Given problem
Transcribe the listing below word for word.

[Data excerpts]
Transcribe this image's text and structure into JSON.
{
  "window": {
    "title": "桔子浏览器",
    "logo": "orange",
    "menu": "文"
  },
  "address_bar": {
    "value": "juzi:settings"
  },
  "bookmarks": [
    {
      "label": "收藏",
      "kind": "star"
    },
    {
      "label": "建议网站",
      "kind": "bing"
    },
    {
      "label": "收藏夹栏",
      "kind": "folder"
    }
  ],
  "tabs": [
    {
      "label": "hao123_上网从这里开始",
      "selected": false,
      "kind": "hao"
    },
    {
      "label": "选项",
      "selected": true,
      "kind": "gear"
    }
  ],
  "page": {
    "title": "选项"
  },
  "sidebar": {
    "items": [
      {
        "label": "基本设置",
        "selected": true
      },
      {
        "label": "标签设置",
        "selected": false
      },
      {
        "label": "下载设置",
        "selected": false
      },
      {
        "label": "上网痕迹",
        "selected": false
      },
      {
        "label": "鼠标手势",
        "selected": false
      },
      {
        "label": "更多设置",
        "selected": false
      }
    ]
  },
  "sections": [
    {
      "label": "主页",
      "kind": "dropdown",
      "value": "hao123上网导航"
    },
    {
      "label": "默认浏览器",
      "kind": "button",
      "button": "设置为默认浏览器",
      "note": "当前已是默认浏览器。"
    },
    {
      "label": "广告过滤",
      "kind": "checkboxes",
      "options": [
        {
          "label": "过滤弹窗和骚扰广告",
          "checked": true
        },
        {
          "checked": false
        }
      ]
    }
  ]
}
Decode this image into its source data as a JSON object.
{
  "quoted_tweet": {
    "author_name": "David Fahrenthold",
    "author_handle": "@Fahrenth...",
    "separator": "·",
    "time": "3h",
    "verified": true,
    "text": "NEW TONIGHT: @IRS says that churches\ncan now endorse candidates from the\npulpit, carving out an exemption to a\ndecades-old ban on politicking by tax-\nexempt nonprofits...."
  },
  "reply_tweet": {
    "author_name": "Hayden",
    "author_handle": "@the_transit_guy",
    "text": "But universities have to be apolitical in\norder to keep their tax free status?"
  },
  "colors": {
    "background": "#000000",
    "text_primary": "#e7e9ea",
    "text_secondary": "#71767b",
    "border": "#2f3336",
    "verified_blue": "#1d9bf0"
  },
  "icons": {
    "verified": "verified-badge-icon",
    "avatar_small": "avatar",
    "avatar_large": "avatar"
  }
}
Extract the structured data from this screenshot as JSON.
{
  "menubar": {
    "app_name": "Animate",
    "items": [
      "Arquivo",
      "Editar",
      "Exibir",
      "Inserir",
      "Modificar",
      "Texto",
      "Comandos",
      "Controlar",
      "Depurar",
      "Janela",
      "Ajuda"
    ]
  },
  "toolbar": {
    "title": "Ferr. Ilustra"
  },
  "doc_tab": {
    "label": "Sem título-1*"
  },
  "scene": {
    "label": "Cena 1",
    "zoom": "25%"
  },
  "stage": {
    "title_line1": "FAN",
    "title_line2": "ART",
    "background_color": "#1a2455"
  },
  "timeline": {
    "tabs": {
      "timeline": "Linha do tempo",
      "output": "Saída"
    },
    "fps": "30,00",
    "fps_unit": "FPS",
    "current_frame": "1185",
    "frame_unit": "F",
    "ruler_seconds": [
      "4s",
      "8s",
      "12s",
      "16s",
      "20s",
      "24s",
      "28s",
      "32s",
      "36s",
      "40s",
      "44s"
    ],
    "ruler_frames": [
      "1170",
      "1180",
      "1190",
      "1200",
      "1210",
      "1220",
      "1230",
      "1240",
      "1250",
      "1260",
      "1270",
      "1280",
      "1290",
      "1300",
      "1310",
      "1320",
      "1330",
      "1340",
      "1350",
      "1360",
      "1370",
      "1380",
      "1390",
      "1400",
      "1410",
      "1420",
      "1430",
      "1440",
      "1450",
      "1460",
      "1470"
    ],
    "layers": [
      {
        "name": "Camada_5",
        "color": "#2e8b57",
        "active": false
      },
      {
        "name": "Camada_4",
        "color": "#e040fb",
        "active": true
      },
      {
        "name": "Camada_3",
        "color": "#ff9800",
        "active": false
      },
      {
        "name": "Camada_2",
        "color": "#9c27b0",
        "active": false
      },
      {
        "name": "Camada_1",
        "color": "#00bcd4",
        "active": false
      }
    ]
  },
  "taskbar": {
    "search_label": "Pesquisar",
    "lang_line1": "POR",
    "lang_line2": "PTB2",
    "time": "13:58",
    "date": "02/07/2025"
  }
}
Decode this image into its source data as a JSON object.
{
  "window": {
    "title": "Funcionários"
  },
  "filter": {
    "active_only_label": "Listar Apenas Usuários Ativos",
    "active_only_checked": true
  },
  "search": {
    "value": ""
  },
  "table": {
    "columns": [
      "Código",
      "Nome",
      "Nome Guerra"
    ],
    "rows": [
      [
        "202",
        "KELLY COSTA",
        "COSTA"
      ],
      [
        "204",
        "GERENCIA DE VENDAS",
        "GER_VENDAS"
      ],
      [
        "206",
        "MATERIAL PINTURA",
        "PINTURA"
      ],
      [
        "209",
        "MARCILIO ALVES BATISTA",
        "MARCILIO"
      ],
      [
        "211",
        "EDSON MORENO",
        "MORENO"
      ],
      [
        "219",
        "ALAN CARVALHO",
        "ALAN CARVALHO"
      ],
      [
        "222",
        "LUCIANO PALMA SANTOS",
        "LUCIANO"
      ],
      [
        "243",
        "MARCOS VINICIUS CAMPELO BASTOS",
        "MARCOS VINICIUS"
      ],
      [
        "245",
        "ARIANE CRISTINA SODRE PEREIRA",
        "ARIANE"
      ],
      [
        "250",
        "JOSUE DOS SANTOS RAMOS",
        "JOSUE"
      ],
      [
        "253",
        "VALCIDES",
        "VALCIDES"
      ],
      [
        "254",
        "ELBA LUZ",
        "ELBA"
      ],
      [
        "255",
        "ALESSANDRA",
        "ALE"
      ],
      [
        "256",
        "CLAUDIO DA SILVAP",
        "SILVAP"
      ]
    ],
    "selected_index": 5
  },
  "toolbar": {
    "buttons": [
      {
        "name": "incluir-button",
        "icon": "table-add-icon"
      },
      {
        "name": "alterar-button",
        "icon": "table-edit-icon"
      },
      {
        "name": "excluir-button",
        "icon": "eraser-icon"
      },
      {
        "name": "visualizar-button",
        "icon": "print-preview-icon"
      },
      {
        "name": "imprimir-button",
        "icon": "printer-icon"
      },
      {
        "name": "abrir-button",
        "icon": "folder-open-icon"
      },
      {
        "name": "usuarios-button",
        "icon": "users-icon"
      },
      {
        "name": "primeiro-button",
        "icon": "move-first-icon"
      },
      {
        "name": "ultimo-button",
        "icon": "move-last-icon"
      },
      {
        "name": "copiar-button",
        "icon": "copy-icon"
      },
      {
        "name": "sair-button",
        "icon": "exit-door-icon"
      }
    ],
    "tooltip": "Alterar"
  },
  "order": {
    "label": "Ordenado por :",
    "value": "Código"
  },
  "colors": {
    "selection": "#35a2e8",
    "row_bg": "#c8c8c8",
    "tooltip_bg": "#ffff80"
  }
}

Complete response
Transcribe this image's text and structure into JSON.
{
  "window": {
    "title": "桔子浏览器",
    "logo": "orange",
    "menu": "文"
  },
  "address_bar": {
    "value": "juzi:settings"
  },
  "bookmarks": [
    {
      "label": "收藏",
      "kind": "star"
    },
    {
      "label": "建议网站",
      "kind": "bing"
    },
    {
      "label": "收藏夹栏",
      "kind": "folder"
    }
  ],
  "tabs": [
    {
      "label": "hao123_上网从这里开始",
      "selected": false,
      "kind": "hao"
    },
    {
      "label": "选项",
      "selected": true,
      "kind": "gear"
    }
  ],
  "page": {
    "title": "选项"
  },
  "sidebar": {
    "items": [
      {
        "label": "基本设置",
        "selected": true
      },
      {
        "label": "标签设置",
        "selected": false
      },
      {
        "label": "下载设置",
        "selected": false
      },
      {
        "label": "上网痕迹",
        "selected": false
      },
      {
        "label": "鼠标手势",
        "selected": false
      },
      {
        "label": "更多设置",
        "selected": false
      }
    ]
  },
  "sections": [
    {
      "label": "主页",
      "kind": "dropdown",
      "value": "hao123上网导航"
    },
    {
      "label": "默认浏览器",
      "kind": "button",
      "button": "设置为默认浏览器",
      "note": "当前已是默认浏览器。"
    },
    {
      "label": "广告过滤",
      "kind": "checkboxes",
      "options": [
        {
          "label": "过滤弹窗和骚扰广告",
          "checked": true
        },
        {
          "checked": false
        }
      ]
    }
  ]
}
Decode this image into its source data as a JSON object.
{
  "quoted_tweet": {
    "author_name": "David Fahrenthold",
    "author_handle": "@Fahrenth...",
    "separator": "·",
    "time": "3h",
    "verified": true,
    "text": "NEW TONIGHT: @IRS says that churches\ncan now endorse candidates from the\npulpit, carving out an exemption to a\ndecades-old ban on politicking by tax-\nexempt nonprofits...."
  },
  "reply_tweet": {
    "author_name": "Hayden",
    "author_handle": "@the_transit_guy",
    "text": "But universities have to be apolitical in\norder to keep their tax free status?"
  },
  "colors": {
    "background": "#000000",
    "text_primary": "#e7e9ea",
    "text_secondary": "#71767b",
    "border": "#2f3336",
    "verified_blue": "#1d9bf0"
  },
  "icons": {
    "verified": "verified-badge-icon",
    "avatar_small": "avatar",
    "avatar_large": "avatar"
  }
}
Extract the structured data from this screenshot as JSON.
{
  "menubar": {
    "app_name": "Animate",
    "items": [
      "Arquivo",
      "Editar",
      "Exibir",
      "Inserir",
      "Modificar",
      "Texto",
      "Comandos",
      "Controlar",
      "Depurar",
      "Janela",
      "Ajuda"
    ]
  },
  "toolbar": {
    "title": "Ferr. Ilustra"
  },
  "doc_tab": {
    "label": "Sem título-1*"
  },
  "scene": {
    "label": "Cena 1",
    "zoom": "25%"
  },
  "stage": {
    "title_line1": "FAN",
    "title_line2": "ART",
    "background_color": "#1a2455"
  },
  "timeline": {
    "tabs": {
      "timeline": "Linha do tempo",
      "output": "Saída"
    },
    "fps": "30,00",
    "fps_unit": "FPS",
    "current_frame": "1185",
    "frame_unit": "F",
    "ruler_seconds": [
      "4s",
      "8s",
      "12s",
      "16s",
      "20s",
      "24s",
      "28s",
      "32s",
      "36s",
      "40s",
      "44s"
    ],
    "ruler_frames": [
      "1170",
      "1180",
      "1190",
      "1200",
      "1210",
      "1220",
      "1230",
      "1240",
      "1250",
      "1260",
      "1270",
      "1280",
      "1290",
      "1300",
      "1310",
      "1320",
      "1330",
      "1340",
      "1350",
      "1360",
      "1370",
      "1380",
      "1390",
      "1400",
      "1410",
      "1420",
      "1430",
      "1440",
      "1450",
      "1460",
      "1470"
    ],
    "layers": [
      {
        "name": "Camada_5",
        "color": "#2e8b57",
        "active": false
      },
      {
        "name": "Camada_4",
        "color": "#e040fb",
        "active": true
      },
      {
        "name": "Camada_3",
        "color": "#ff9800",
        "active": false
      },
      {
        "name": "Camada_2",
        "color": "#9c27b0",
        "active": false
      },
      {
        "name": "Camada_1",
        "color": "#00bcd4",
        "active": false
      }
    ]
  },
  "taskbar": {
    "search_label": "Pesquisar",
    "lang_line1": "POR",
    "lang_line2": "PTB2",
    "time": "13:58",
    "date": "02/07/2025"
  }
}
Decode this image into its source data as a JSON object.
{
  "window": {
    "title": "Funcionários"
  },
  "filter": {
    "active_only_label": "Listar Apenas Usuários Ativos",
    "active_only_checked": true
  },
  "search": {
    "value": ""
  },
  "table": {
    "columns": [
      "Código",
      "Nome",
      "Nome Guerra"
    ],
    "rows": [
      [
        "202",
        "KELLY COSTA",
        "COSTA"
      ],
      [
        "204",
        "GERENCIA DE VENDAS",
        "GER_VENDAS"
      ],
      [
        "206",
        "MATERIAL PINTURA",
        "PINTURA"
      ],
      [
        "209",
        "MARCILIO ALVES BATISTA",
        "MARCILIO"
      ],
      [
        "211",
        "EDSON MORENO",
        "MORENO"
      ],
      [
        "219",
        "ALAN CARVALHO",
        "ALAN CARVALHO"
      ],
      [
        "222",
        "LUCIANO PALMA SANTOS",
        "LUCIANO"
      ],
      [
        "243",
        "MARCOS VINICIUS CAMPELO BASTOS",
        "MARCOS VINICIUS"
      ],
      [
        "245",
        "ARIANE CRISTINA SODRE PEREIRA",
        "ARIANE"
      ],
      [
        "250",
        "JOSUE DOS SANTOS RAMOS",
        "JOSUE"
      ],
      [
        "253",
        "VALCIDES",
        "VALCIDES"
      ],
      [
        "254",
        "ELBA LUZ",
        "ELBA"
      ],
      [
        "255",
        "ALESSANDRA",
        "ALE"
      ],
      [
        "256",
        "CLAUDIO DA SILVAP",
        "SILVAP"
      ]
    ],
    "selected_index": 5
  },
  "toolbar": {
    "buttons": [
      {
        "name": "incluir-button",
        "icon": "table-add-icon"
      },
      {
        "name": "alterar-button",
        "icon": "table-edit-icon"
      },
      {
        "name": "excluir-button",
        "icon": "eraser-icon"
      },
      {
        "name": "visualizar-button",
        "icon": "print-preview-icon"
      },
      {
        "name": "imprimir-button",
        "icon": "printer-icon"
      },
      {
        "name": "abrir-button",
        "icon": "folder-open-icon"
      },
      {
        "name": "usuarios-button",
        "icon": "users-icon"
      },
      {
        "name": "primeiro-button",
        "icon": "move-first-icon"
      },
      {
        "name": "ultimo-button",
        "icon": "move-last-icon"
      },
      {
        "name": "copiar-button",
        "icon": "copy-icon"
      },
      {
        "name": "sair-button",
        "icon": "exit-door-icon"
      }
    ],
    "tooltip": "Alterar"
  },
  "order": {
    "label": "Ordenado por :",
    "value": "Código"
  },
  "colors": {
    "selection": "#35a2e8",
    "row_bg": "#c8c8c8",
    "tooltip_bg": "#ffff80"
  }
}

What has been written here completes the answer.